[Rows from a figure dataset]
-- Begin --

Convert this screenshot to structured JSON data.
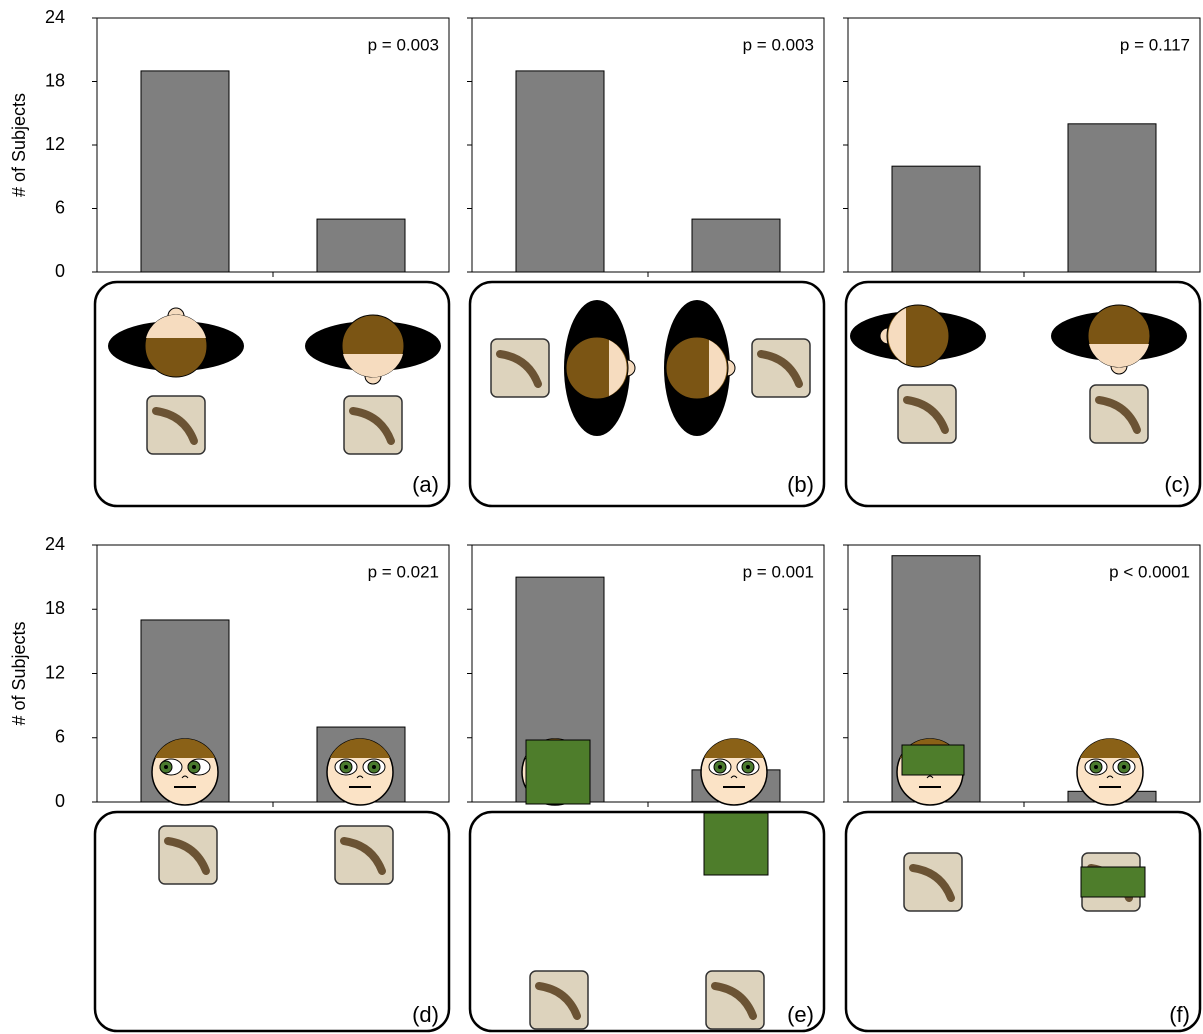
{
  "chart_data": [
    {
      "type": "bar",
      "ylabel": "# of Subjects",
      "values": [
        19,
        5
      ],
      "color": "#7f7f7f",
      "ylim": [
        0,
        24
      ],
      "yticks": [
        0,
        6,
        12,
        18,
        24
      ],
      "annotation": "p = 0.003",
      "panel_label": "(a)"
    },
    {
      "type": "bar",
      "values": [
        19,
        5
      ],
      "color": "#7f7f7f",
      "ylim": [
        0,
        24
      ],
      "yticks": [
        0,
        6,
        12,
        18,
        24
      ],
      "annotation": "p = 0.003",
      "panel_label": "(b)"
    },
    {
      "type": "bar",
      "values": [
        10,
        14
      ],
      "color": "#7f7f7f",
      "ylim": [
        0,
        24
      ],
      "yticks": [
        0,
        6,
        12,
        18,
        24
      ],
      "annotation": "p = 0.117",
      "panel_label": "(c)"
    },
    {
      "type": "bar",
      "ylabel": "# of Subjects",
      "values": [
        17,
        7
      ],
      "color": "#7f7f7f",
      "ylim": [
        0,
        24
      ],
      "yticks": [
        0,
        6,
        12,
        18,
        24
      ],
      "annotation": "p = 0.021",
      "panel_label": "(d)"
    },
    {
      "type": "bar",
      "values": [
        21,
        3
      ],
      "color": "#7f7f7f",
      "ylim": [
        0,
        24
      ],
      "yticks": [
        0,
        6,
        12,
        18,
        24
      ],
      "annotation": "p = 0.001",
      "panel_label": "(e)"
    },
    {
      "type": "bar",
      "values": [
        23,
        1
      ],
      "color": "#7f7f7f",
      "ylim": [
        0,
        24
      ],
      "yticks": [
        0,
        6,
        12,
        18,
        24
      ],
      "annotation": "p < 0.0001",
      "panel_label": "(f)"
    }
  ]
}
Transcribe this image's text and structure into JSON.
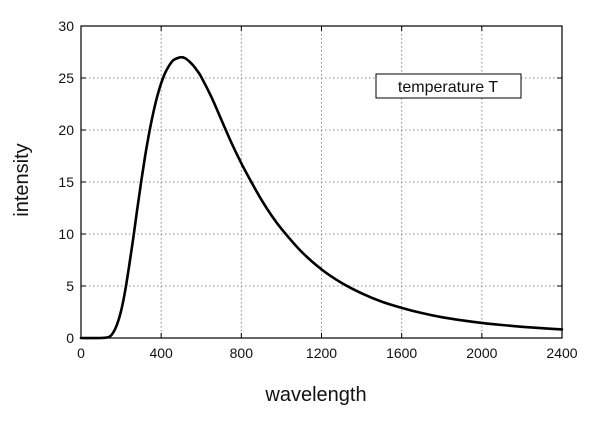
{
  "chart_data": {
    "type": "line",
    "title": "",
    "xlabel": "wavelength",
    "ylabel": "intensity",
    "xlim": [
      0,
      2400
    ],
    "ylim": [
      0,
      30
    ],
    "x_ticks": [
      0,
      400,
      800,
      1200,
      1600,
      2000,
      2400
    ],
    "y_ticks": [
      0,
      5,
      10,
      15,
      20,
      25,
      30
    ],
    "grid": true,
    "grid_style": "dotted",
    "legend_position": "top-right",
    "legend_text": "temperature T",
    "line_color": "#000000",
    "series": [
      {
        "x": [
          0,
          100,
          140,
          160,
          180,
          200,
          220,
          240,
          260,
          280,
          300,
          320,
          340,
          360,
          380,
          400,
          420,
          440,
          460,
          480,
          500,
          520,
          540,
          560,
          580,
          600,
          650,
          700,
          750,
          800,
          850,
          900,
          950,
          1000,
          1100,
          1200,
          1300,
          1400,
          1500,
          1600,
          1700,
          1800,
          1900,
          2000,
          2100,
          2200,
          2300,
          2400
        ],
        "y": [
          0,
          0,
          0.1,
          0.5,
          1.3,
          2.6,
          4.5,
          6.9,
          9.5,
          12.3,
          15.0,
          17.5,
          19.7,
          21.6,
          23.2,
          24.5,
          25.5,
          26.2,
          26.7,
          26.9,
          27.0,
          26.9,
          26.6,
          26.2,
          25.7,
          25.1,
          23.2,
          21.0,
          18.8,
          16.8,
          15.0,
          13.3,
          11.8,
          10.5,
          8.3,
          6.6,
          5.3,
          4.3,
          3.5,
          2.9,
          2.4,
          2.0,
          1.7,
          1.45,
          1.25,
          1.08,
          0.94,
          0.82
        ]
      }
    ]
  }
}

-- End --
-- Begin --

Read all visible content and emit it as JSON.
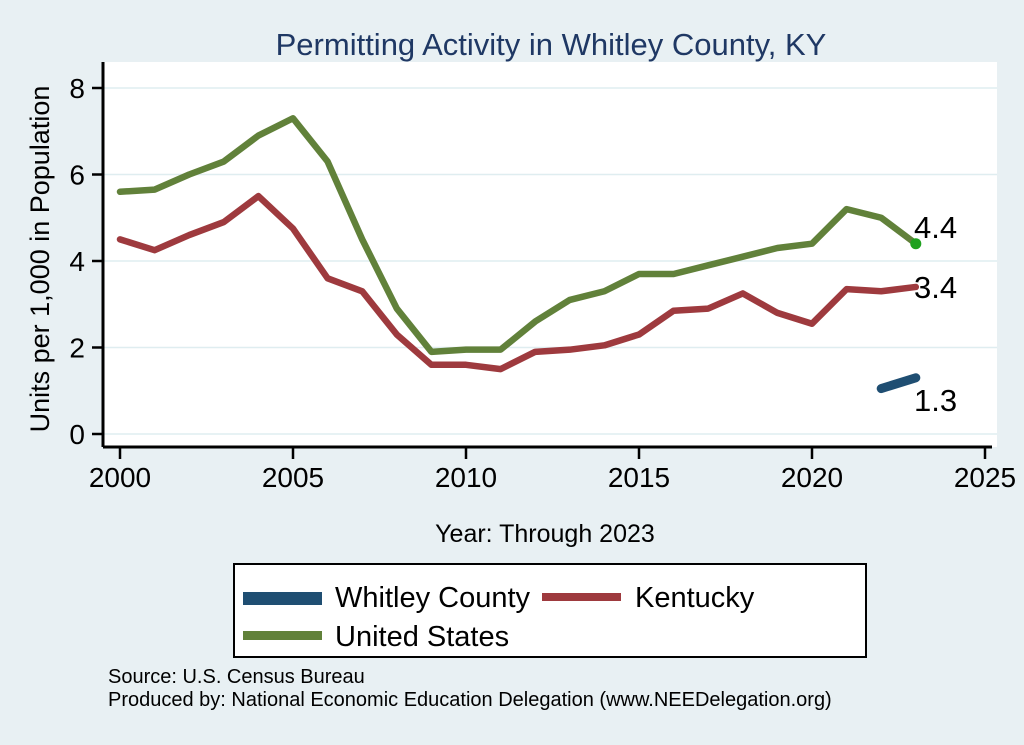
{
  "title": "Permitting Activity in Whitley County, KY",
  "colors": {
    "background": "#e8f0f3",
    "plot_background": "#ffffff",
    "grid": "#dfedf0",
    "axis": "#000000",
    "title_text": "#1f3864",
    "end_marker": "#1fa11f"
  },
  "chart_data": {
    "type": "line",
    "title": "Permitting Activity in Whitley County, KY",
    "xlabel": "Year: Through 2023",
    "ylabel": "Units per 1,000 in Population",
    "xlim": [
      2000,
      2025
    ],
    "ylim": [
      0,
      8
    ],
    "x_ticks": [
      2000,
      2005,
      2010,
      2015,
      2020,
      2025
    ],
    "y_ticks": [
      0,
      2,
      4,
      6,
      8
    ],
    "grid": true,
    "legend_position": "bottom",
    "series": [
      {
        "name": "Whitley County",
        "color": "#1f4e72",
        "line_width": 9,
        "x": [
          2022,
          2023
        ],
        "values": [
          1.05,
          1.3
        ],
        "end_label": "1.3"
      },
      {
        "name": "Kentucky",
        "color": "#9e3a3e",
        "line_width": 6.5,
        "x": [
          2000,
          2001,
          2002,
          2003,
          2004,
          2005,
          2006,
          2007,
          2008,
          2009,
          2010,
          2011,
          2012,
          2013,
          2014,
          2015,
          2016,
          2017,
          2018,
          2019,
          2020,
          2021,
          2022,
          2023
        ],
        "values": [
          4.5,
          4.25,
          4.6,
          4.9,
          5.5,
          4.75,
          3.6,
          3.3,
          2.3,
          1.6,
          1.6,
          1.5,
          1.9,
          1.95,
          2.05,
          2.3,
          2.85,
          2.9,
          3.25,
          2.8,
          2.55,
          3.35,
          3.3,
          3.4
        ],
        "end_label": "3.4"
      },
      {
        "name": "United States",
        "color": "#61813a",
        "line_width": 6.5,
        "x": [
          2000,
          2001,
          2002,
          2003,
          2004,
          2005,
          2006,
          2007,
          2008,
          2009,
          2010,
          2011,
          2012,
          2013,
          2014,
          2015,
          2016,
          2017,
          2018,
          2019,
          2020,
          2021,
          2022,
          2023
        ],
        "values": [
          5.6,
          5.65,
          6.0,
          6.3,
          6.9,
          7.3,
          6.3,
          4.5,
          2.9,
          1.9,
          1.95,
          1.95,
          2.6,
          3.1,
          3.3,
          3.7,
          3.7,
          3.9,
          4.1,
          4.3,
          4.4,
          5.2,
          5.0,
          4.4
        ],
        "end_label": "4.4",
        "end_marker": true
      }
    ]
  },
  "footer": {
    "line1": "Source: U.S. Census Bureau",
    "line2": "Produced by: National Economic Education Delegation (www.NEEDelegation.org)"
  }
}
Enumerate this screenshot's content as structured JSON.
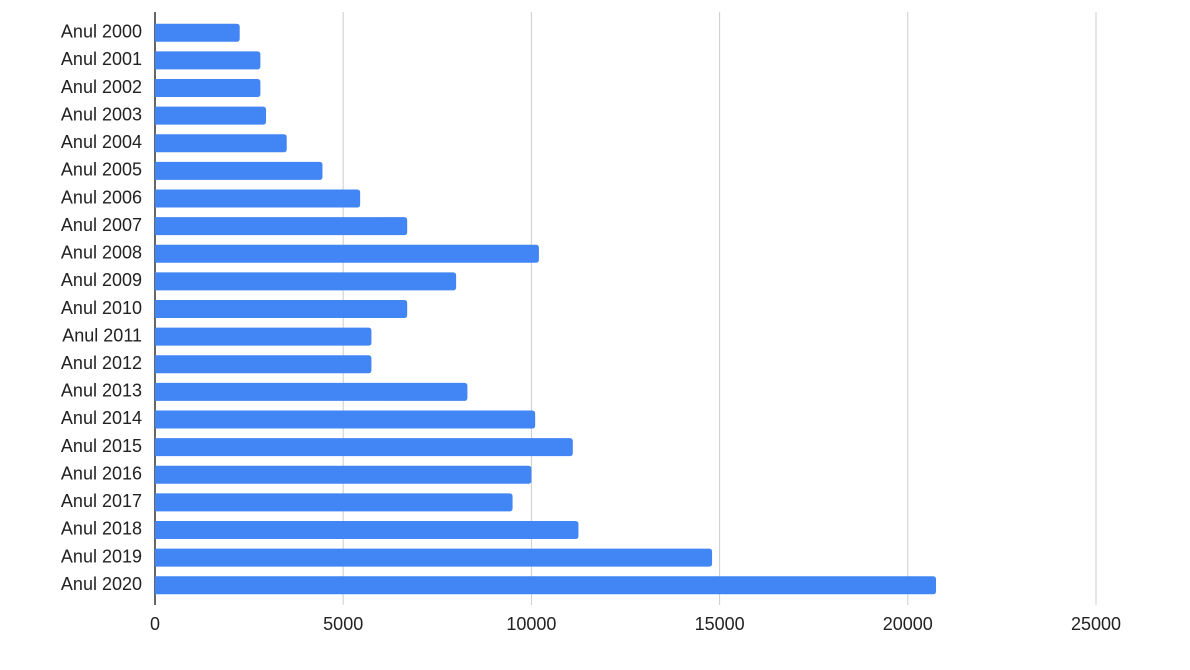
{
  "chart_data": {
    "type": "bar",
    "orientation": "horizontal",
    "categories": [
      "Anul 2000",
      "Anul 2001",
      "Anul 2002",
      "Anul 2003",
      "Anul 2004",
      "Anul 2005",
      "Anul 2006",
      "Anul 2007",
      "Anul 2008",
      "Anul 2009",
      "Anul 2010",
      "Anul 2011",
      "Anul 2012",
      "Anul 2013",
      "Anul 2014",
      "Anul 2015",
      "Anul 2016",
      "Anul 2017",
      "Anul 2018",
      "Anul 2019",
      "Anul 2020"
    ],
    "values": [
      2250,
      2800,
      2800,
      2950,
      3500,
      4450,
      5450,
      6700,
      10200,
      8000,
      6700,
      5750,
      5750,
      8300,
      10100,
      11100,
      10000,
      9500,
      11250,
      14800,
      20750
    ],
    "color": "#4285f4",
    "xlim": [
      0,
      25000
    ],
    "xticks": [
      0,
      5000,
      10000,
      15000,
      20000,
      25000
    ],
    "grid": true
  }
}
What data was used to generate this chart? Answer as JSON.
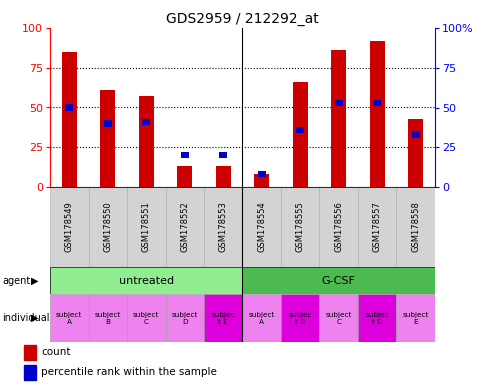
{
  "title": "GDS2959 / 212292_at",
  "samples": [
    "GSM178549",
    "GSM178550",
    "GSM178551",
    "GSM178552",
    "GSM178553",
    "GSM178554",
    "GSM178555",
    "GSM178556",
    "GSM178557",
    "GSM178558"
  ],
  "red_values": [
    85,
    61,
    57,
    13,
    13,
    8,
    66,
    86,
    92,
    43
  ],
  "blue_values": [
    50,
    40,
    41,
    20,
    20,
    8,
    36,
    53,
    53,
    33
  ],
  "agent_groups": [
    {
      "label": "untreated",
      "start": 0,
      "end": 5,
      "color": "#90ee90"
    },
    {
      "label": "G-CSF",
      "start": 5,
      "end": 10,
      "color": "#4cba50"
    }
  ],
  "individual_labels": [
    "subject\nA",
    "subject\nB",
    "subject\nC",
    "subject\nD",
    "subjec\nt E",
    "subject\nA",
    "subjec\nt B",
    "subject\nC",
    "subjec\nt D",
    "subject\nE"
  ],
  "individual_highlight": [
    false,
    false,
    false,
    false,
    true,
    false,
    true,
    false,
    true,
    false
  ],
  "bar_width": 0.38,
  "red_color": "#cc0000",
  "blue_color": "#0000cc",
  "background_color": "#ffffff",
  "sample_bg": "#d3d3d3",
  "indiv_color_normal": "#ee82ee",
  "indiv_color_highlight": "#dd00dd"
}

-- End --

Tally the lines in the entries above that hold the word "Permitting". Reply with nothing but that count.

2